[Set exercise]
Locate all lines with the word "Harbor". Copy them.

____________

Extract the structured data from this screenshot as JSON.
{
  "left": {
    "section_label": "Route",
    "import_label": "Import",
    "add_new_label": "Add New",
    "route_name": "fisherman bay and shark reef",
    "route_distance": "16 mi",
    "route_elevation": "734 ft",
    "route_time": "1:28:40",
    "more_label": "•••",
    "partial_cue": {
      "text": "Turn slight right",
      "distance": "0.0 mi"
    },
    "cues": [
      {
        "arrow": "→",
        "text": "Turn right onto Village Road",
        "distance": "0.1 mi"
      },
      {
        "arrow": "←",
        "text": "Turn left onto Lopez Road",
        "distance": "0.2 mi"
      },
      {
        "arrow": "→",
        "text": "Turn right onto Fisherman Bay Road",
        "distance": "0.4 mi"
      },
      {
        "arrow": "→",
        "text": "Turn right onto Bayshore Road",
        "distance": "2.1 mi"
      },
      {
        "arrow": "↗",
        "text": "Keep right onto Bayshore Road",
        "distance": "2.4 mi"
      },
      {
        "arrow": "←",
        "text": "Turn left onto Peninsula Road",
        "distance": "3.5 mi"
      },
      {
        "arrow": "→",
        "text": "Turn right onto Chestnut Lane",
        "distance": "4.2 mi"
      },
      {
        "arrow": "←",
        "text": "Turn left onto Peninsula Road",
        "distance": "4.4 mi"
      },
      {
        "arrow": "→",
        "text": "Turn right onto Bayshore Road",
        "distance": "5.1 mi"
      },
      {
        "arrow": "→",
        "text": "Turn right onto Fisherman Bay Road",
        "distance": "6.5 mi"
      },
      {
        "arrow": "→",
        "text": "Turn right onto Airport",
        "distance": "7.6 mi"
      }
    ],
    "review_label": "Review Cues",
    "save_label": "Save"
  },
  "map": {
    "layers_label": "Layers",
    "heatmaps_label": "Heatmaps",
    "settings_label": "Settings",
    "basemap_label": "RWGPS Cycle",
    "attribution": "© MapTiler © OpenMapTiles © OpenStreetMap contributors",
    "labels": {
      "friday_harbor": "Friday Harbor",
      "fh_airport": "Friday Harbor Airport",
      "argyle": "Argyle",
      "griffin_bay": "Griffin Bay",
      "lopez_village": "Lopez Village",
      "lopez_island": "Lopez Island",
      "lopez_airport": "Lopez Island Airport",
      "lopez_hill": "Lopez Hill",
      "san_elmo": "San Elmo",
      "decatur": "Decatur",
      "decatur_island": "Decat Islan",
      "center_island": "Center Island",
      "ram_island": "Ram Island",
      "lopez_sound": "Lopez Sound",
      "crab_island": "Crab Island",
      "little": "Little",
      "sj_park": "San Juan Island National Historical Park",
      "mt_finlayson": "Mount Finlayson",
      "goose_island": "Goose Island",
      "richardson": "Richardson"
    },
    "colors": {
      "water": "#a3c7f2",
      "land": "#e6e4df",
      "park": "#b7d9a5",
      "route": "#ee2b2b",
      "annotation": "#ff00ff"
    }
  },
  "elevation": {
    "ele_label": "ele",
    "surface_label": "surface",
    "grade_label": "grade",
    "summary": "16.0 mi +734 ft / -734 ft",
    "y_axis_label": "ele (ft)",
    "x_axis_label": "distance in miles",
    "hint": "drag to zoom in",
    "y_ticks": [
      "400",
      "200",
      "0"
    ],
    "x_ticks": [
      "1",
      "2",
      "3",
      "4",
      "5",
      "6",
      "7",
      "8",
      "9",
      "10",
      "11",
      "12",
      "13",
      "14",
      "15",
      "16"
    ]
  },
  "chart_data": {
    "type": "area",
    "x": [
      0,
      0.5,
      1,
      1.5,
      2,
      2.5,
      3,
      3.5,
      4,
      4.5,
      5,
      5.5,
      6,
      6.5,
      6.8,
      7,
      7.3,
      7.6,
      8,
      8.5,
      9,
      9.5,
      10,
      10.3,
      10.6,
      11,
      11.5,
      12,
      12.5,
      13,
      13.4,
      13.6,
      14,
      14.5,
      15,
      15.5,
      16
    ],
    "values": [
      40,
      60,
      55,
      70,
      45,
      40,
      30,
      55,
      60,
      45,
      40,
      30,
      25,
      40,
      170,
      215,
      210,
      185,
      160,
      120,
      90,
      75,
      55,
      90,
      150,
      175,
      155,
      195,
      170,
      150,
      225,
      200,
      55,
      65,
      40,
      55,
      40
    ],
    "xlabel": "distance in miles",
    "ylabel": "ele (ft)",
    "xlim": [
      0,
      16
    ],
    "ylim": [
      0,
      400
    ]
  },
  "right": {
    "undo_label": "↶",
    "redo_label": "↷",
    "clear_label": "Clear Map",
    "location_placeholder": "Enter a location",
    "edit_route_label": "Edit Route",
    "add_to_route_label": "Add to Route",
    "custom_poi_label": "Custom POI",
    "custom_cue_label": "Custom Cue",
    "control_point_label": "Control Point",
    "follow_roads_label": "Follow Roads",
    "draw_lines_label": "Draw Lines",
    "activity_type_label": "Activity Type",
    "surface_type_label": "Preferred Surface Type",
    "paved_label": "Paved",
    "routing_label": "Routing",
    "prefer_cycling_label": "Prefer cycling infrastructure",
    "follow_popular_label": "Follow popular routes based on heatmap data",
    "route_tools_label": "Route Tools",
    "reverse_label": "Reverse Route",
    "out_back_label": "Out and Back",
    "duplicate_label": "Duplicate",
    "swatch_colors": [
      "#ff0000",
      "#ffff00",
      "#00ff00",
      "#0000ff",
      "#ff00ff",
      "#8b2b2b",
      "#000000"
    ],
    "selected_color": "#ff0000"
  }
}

____________

[Task result]
      "friday_harbor": "Friday Harbor",
      "fh_airport": "Friday Harbor Airport",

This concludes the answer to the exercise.